▶ **Aim**:
Your task is to give the listing below back word for word, pictures excluded.

▶ **Data shown**:
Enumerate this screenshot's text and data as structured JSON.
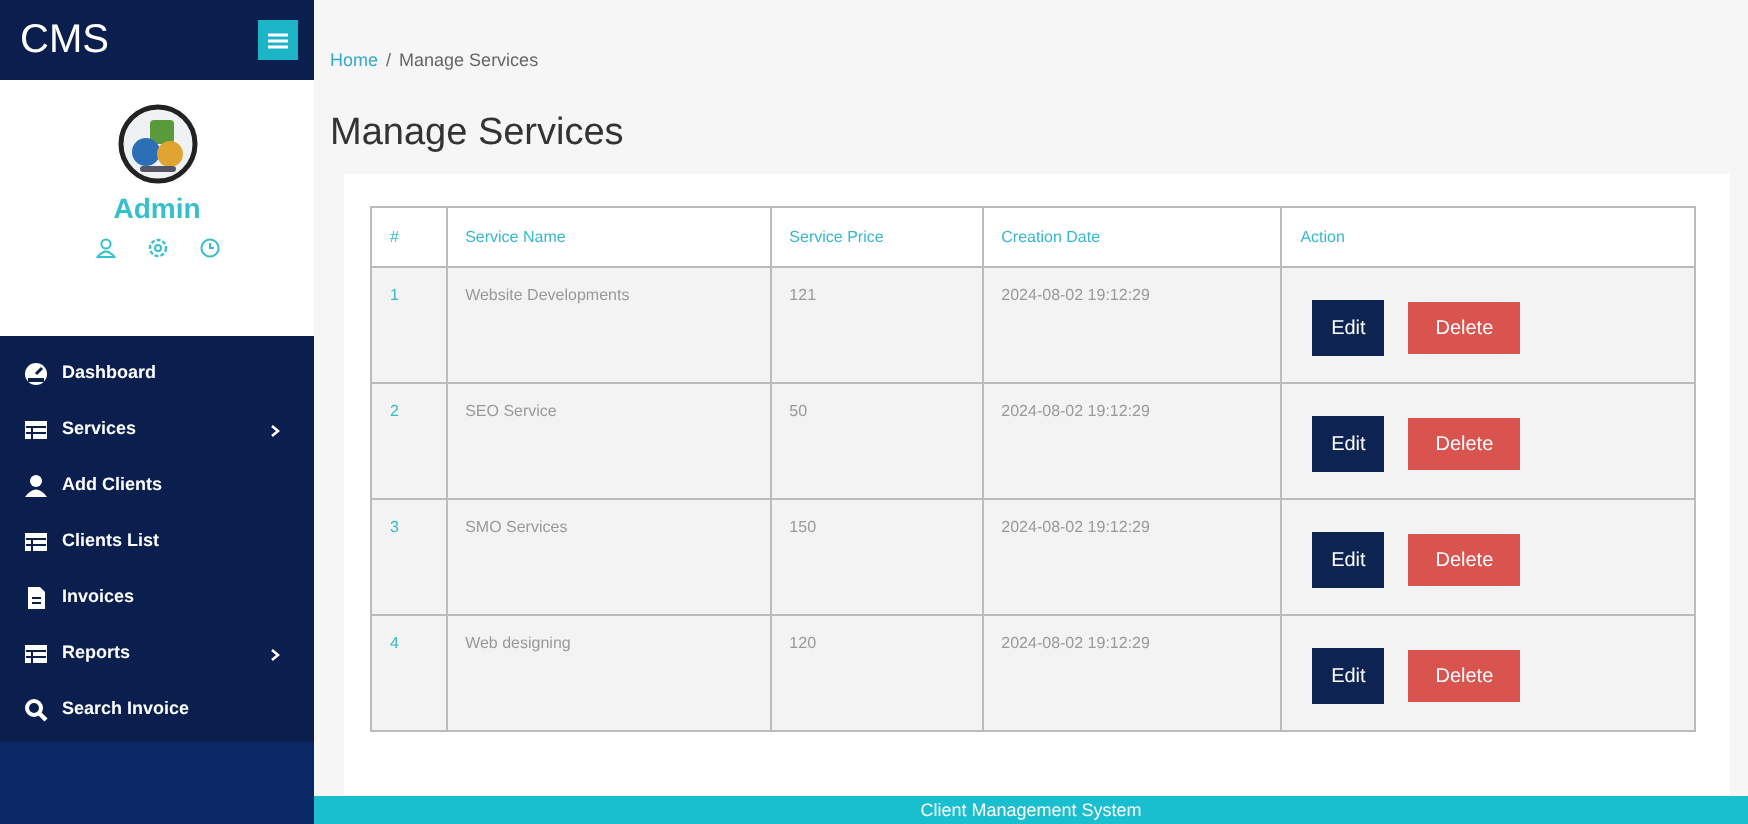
{
  "brand": "CMS",
  "profile": {
    "name": "Admin"
  },
  "sidebar": {
    "items": [
      {
        "label": "Dashboard",
        "kind": "dashboard",
        "submenu": false
      },
      {
        "label": "Services",
        "kind": "table",
        "submenu": true
      },
      {
        "label": "Add Clients",
        "kind": "user",
        "submenu": false
      },
      {
        "label": "Clients List",
        "kind": "table",
        "submenu": false
      },
      {
        "label": "Invoices",
        "kind": "file",
        "submenu": false
      },
      {
        "label": "Reports",
        "kind": "table",
        "submenu": true
      },
      {
        "label": "Search Invoice",
        "kind": "search",
        "submenu": false
      }
    ]
  },
  "breadcrumb": {
    "items": [
      "Home",
      "Manage Services"
    ],
    "separator": "/"
  },
  "page_title": "Manage Services",
  "table": {
    "columns": [
      "#",
      "Service Name",
      "Service Price",
      "Creation Date",
      "Action"
    ],
    "rows": [
      {
        "number": "1",
        "name": "Website Developments",
        "price": "121",
        "date": "2024-08-02 19:12:29",
        "actions": [
          "Edit",
          "Delete"
        ]
      },
      {
        "number": "2",
        "name": "SEO Service",
        "price": "50",
        "date": "2024-08-02 19:12:29",
        "actions": [
          "Edit",
          "Delete"
        ]
      },
      {
        "number": "3",
        "name": "SMO Services",
        "price": "150",
        "date": "2024-08-02 19:12:29",
        "actions": [
          "Edit",
          "Delete"
        ]
      },
      {
        "number": "4",
        "name": "Web designing",
        "price": "120",
        "date": "2024-08-02 19:12:29",
        "actions": [
          "Edit",
          "Delete"
        ]
      }
    ]
  },
  "footer": "Client Management System"
}
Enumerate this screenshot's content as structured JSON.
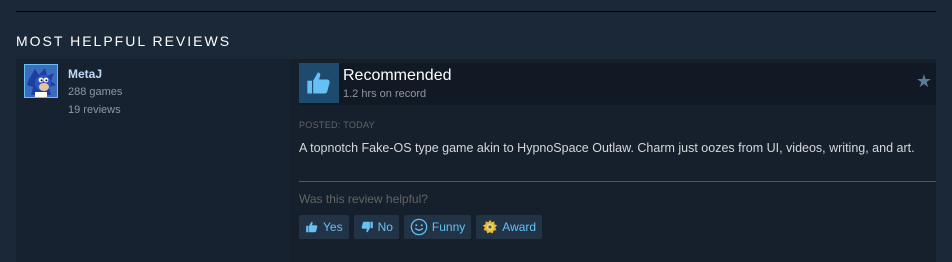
{
  "section": {
    "title": "MOST HELPFUL REVIEWS"
  },
  "review": {
    "author": {
      "name": "MetaJ",
      "games": "288 games",
      "reviews": "19 reviews"
    },
    "vote": {
      "title": "Recommended",
      "hours": "1.2 hrs on record",
      "icon": "thumbs-up-icon"
    },
    "posted": "POSTED: TODAY",
    "text": "A topnotch Fake-OS type game akin to HypnoSpace Outlaw. Charm just oozes from UI, videos, writing, and art.",
    "helpful_question": "Was this review helpful?",
    "buttons": {
      "yes": "Yes",
      "no": "No",
      "funny": "Funny",
      "award": "Award"
    }
  },
  "colors": {
    "background": "#1b2838",
    "accent": "#66c0f4",
    "thumb_bg": "#1e4a6e"
  }
}
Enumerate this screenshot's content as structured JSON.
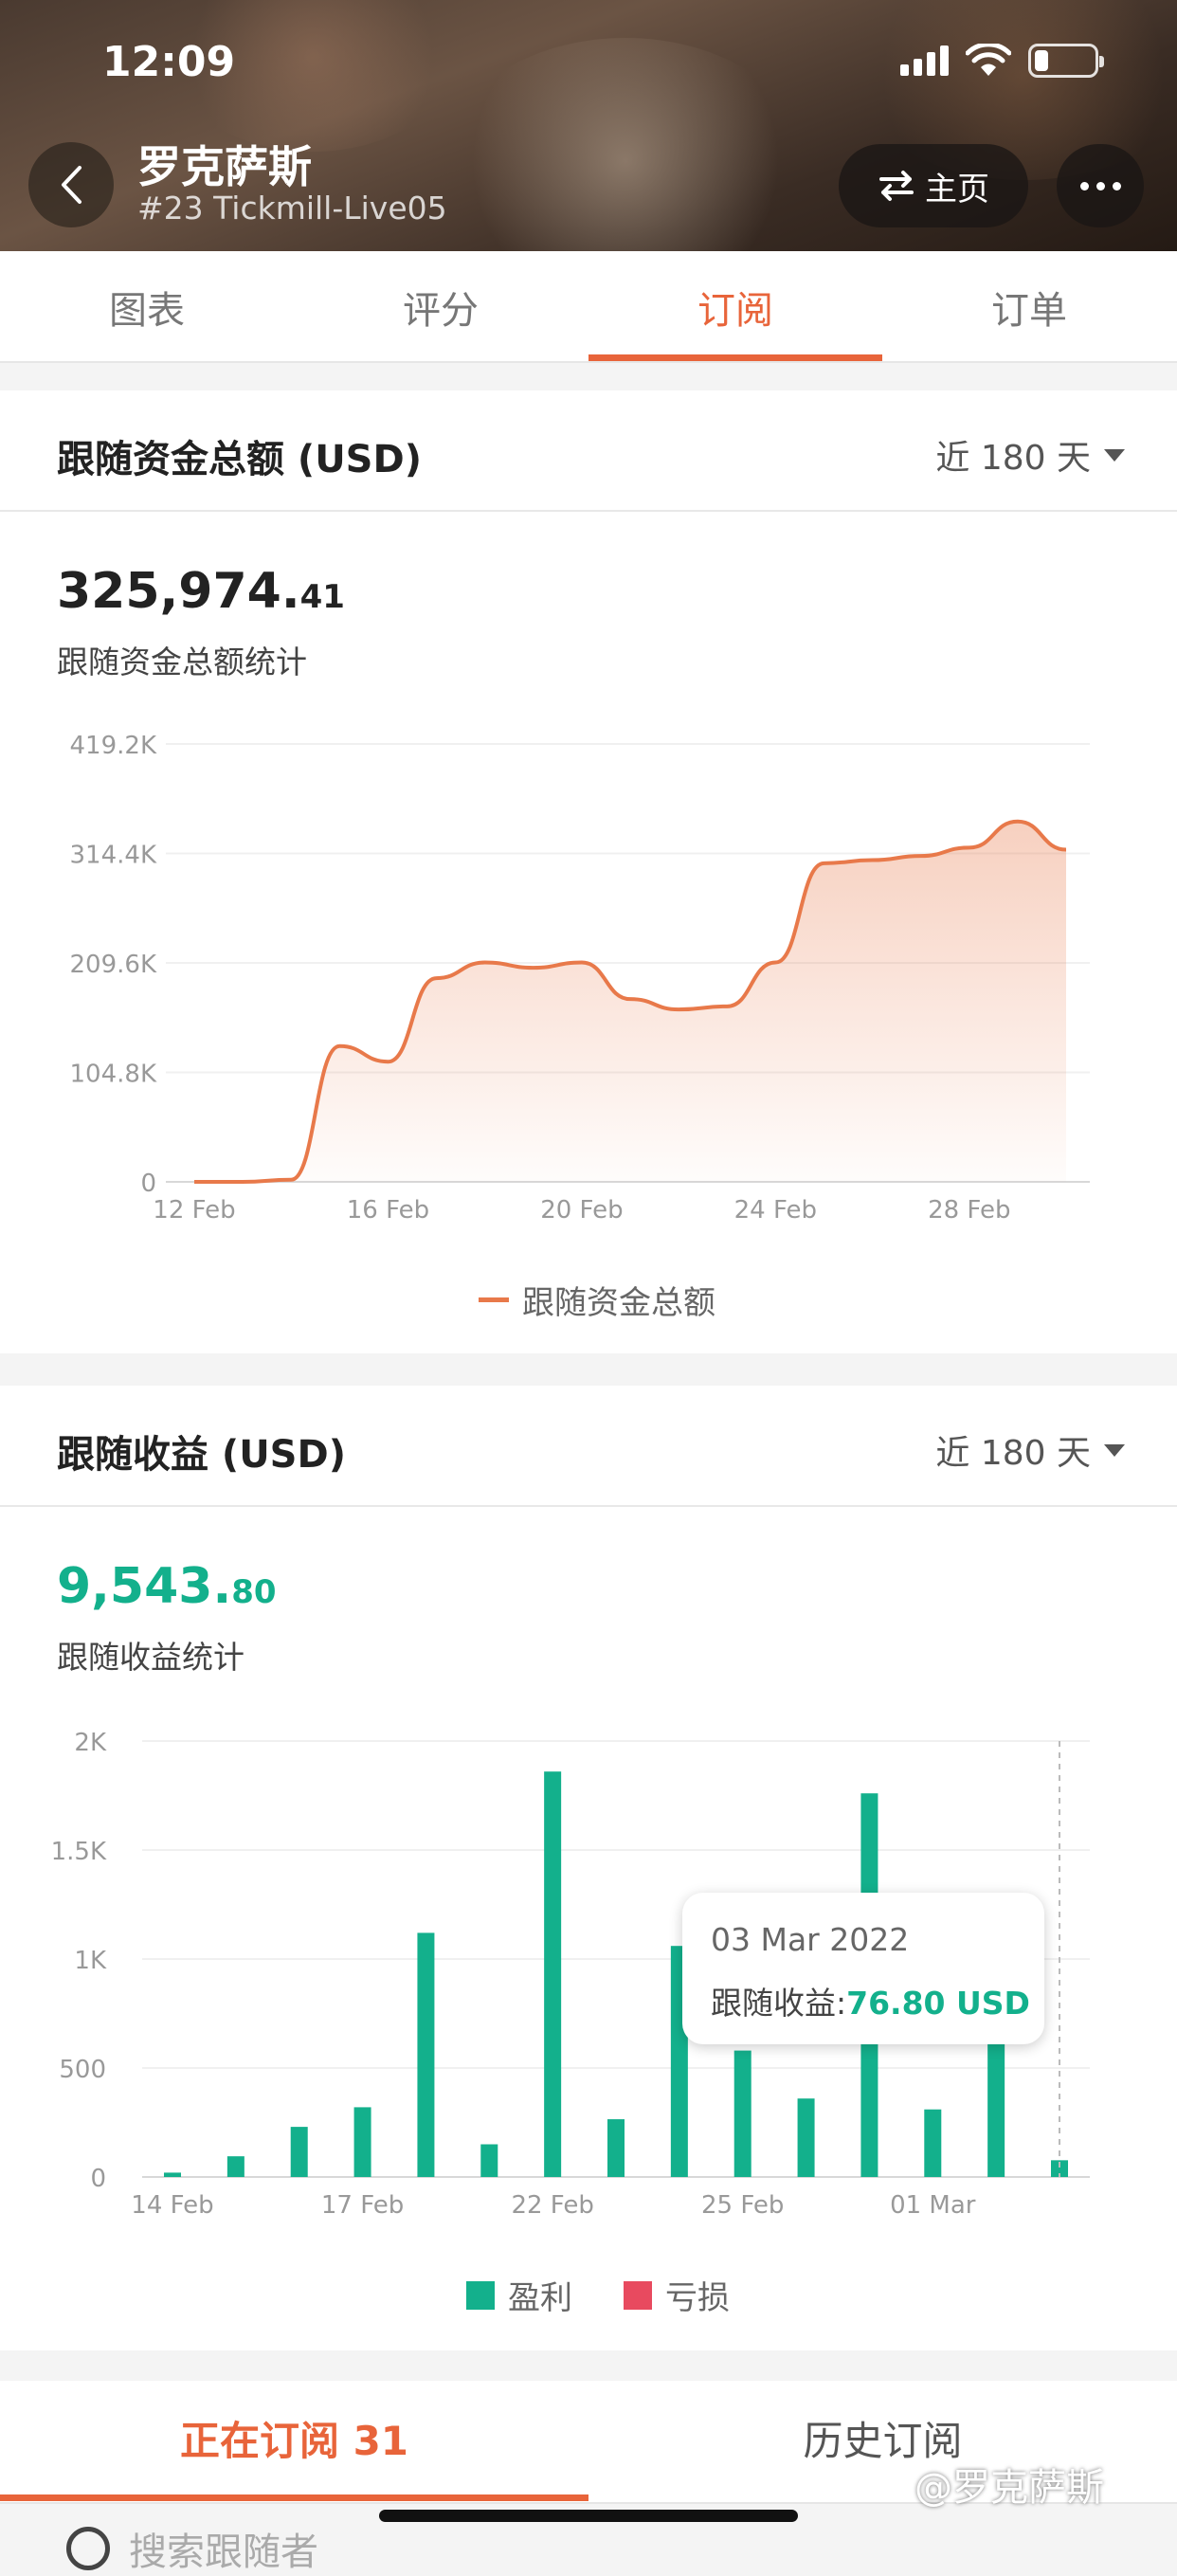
{
  "status": {
    "time": "12:09"
  },
  "header": {
    "title": "罗克萨斯",
    "subtitle": "#23 Tickmill-Live05",
    "home_label": "主页"
  },
  "tabs": [
    {
      "label": "图表",
      "active": false
    },
    {
      "label": "评分",
      "active": false
    },
    {
      "label": "订阅",
      "active": true
    },
    {
      "label": "订单",
      "active": false
    }
  ],
  "funds_card": {
    "title": "跟随资金总额 (USD)",
    "range": "近 180 天",
    "total_int": "325,974.",
    "total_dec": "41",
    "total_label": "跟随资金总额统计",
    "legend": "跟随资金总额"
  },
  "profit_card": {
    "title": "跟随收益 (USD)",
    "range": "近 180 天",
    "total_int": "9,543.",
    "total_dec": "80",
    "total_label": "跟随收益统计",
    "legend_profit": "盈利",
    "legend_loss": "亏损",
    "tooltip_date": "03 Mar 2022",
    "tooltip_label": "跟随收益:",
    "tooltip_value": "76.80 USD"
  },
  "colors": {
    "accent": "#e8643a",
    "profit": "#13b08c",
    "loss": "#e84a5f",
    "line": "#e8794a"
  },
  "chart_data": [
    {
      "type": "area",
      "series": [
        {
          "name": "跟随资金总额",
          "x": [
            "12 Feb",
            "13 Feb",
            "14 Feb",
            "15 Feb",
            "16 Feb",
            "17 Feb",
            "18 Feb",
            "19 Feb",
            "20 Feb",
            "21 Feb",
            "22 Feb",
            "23 Feb",
            "24 Feb",
            "25 Feb",
            "26 Feb",
            "27 Feb",
            "28 Feb",
            "01 Mar",
            "02 Mar"
          ],
          "values": [
            0,
            0,
            2000,
            130000,
            115000,
            195000,
            210000,
            205000,
            210000,
            175000,
            165000,
            168000,
            210000,
            305000,
            308000,
            312000,
            320000,
            345000,
            318000
          ]
        }
      ],
      "x_ticks": [
        "12 Feb",
        "16 Feb",
        "20 Feb",
        "24 Feb",
        "28 Feb"
      ],
      "y_ticks": [
        "0",
        "104.8K",
        "209.6K",
        "314.4K",
        "419.2K"
      ],
      "ylim": [
        0,
        419200
      ],
      "legend": "bottom-center"
    },
    {
      "type": "bar",
      "categories": [
        "14 Feb",
        "15 Feb",
        "16 Feb",
        "17 Feb",
        "18 Feb",
        "19 Feb",
        "21 Feb",
        "22 Feb",
        "23 Feb",
        "24 Feb",
        "25 Feb",
        "26 Feb",
        "27 Feb",
        "28 Feb",
        "01 Mar",
        "02 Mar",
        "03 Mar"
      ],
      "series": [
        {
          "name": "盈利",
          "values": [
            20,
            95,
            230,
            320,
            1120,
            150,
            1860,
            265,
            1060,
            580,
            360,
            1760,
            310,
            620,
            76.8
          ]
        }
      ],
      "x_ticks": [
        "14 Feb",
        "17 Feb",
        "22 Feb",
        "25 Feb",
        "01 Mar"
      ],
      "y_ticks": [
        "0",
        "500",
        "1K",
        "1.5K",
        "2K"
      ],
      "ylim": [
        0,
        2000
      ],
      "legend": "bottom-center"
    }
  ],
  "bottom_tabs": [
    {
      "label": "正在订阅 31",
      "active": true
    },
    {
      "label": "历史订阅",
      "active": false
    }
  ],
  "search_placeholder": "搜索跟随者",
  "watermark": "@罗克萨斯"
}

▶ **Result of the task**:
Enumerate this screenshot's text and data as structured JSON.
{
  "brand": "CMS",
  "profile": {
    "name": "Admin"
  },
  "sidebar": {
    "items": [
      {
        "label": "Dashboard",
        "kind": "dashboard",
        "submenu": false
      },
      {
        "label": "Services",
        "kind": "table",
        "submenu": true
      },
      {
        "label": "Add Clients",
        "kind": "user",
        "submenu": false
      },
      {
        "label": "Clients List",
        "kind": "table",
        "submenu": false
      },
      {
        "label": "Invoices",
        "kind": "file",
        "submenu": false
      },
      {
        "label": "Reports",
        "kind": "table",
        "submenu": true
      },
      {
        "label": "Search Invoice",
        "kind": "search",
        "submenu": false
      }
    ]
  },
  "breadcrumb": {
    "items": [
      "Home",
      "Manage Services"
    ],
    "separator": "/"
  },
  "page_title": "Manage Services",
  "table": {
    "columns": [
      "#",
      "Service Name",
      "Service Price",
      "Creation Date",
      "Action"
    ],
    "rows": [
      {
        "number": "1",
        "name": "Website Developments",
        "price": "121",
        "date": "2024-08-02 19:12:29",
        "actions": [
          "Edit",
          "Delete"
        ]
      },
      {
        "number": "2",
        "name": "SEO Service",
        "price": "50",
        "date": "2024-08-02 19:12:29",
        "actions": [
          "Edit",
          "Delete"
        ]
      },
      {
        "number": "3",
        "name": "SMO Services",
        "price": "150",
        "date": "2024-08-02 19:12:29",
        "actions": [
          "Edit",
          "Delete"
        ]
      },
      {
        "number": "4",
        "name": "Web designing",
        "price": "120",
        "date": "2024-08-02 19:12:29",
        "actions": [
          "Edit",
          "Delete"
        ]
      }
    ]
  },
  "footer": "Client Management System"
}
Enumerate this screenshot's content as structured JSON.
{
  "section": {
    "title": "MOST HELPFUL REVIEWS"
  },
  "review": {
    "author": {
      "name": "MetaJ",
      "games": "288 games",
      "reviews": "19 reviews"
    },
    "vote": {
      "title": "Recommended",
      "hours": "1.2 hrs on record",
      "icon": "thumbs-up-icon"
    },
    "posted": "POSTED: TODAY",
    "text": "A topnotch Fake-OS type game akin to HypnoSpace Outlaw. Charm just oozes from UI, videos, writing, and art.",
    "helpful_question": "Was this review helpful?",
    "buttons": {
      "yes": "Yes",
      "no": "No",
      "funny": "Funny",
      "award": "Award"
    }
  },
  "colors": {
    "background": "#1b2838",
    "accent": "#66c0f4",
    "thumb_bg": "#1e4a6e"
  }
}
Enumerate this screenshot's content as structured JSON.
{
  "status": {
    "time": "12:09"
  },
  "header": {
    "title": "罗克萨斯",
    "subtitle": "#23 Tickmill-Live05",
    "home_label": "主页"
  },
  "tabs": [
    {
      "label": "图表",
      "active": false
    },
    {
      "label": "评分",
      "active": false
    },
    {
      "label": "订阅",
      "active": true
    },
    {
      "label": "订单",
      "active": false
    }
  ],
  "funds_card": {
    "title": "跟随资金总额 (USD)",
    "range": "近 180 天",
    "total_int": "325,974.",
    "total_dec": "41",
    "total_label": "跟随资金总额统计",
    "legend": "跟随资金总额"
  },
  "profit_card": {
    "title": "跟随收益 (USD)",
    "range": "近 180 天",
    "total_int": "9,543.",
    "total_dec": "80",
    "total_label": "跟随收益统计",
    "legend_profit": "盈利",
    "legend_loss": "亏损",
    "tooltip_date": "03 Mar 2022",
    "tooltip_label": "跟随收益:",
    "tooltip_value": "76.80 USD"
  },
  "colors": {
    "accent": "#e8643a",
    "profit": "#13b08c",
    "loss": "#e84a5f",
    "line": "#e8794a"
  },
  "chart_data": [
    {
      "type": "area",
      "series": [
        {
          "name": "跟随资金总额",
          "x": [
            "12 Feb",
            "13 Feb",
            "14 Feb",
            "15 Feb",
            "16 Feb",
            "17 Feb",
            "18 Feb",
            "19 Feb",
            "20 Feb",
            "21 Feb",
            "22 Feb",
            "23 Feb",
            "24 Feb",
            "25 Feb",
            "26 Feb",
            "27 Feb",
            "28 Feb",
            "01 Mar",
            "02 Mar"
          ],
          "values": [
            0,
            0,
            2000,
            130000,
            115000,
            195000,
            210000,
            205000,
            210000,
            175000,
            165000,
            168000,
            210000,
            305000,
            308000,
            312000,
            320000,
            345000,
            318000
          ]
        }
      ],
      "x_ticks": [
        "12 Feb",
        "16 Feb",
        "20 Feb",
        "24 Feb",
        "28 Feb"
      ],
      "y_ticks": [
        "0",
        "104.8K",
        "209.6K",
        "314.4K",
        "419.2K"
      ],
      "ylim": [
        0,
        419200
      ],
      "legend": "bottom-center"
    },
    {
      "type": "bar",
      "categories": [
        "14 Feb",
        "15 Feb",
        "16 Feb",
        "17 Feb",
        "18 Feb",
        "19 Feb",
        "21 Feb",
        "22 Feb",
        "23 Feb",
        "24 Feb",
        "25 Feb",
        "26 Feb",
        "27 Feb",
        "28 Feb",
        "01 Mar",
        "02 Mar",
        "03 Mar"
      ],
      "series": [
        {
          "name": "盈利",
          "values": [
            20,
            95,
            230,
            320,
            1120,
            150,
            1860,
            265,
            1060,
            580,
            360,
            1760,
            310,
            620,
            76.8
          ]
        }
      ],
      "x_ticks": [
        "14 Feb",
        "17 Feb",
        "22 Feb",
        "25 Feb",
        "01 Mar"
      ],
      "y_ticks": [
        "0",
        "500",
        "1K",
        "1.5K",
        "2K"
      ],
      "ylim": [
        0,
        2000
      ],
      "legend": "bottom-center"
    }
  ],
  "bottom_tabs": [
    {
      "label": "正在订阅 31",
      "active": true
    },
    {
      "label": "历史订阅",
      "active": false
    }
  ],
  "search_placeholder": "搜索跟随者",
  "watermark": "@罗克萨斯"
}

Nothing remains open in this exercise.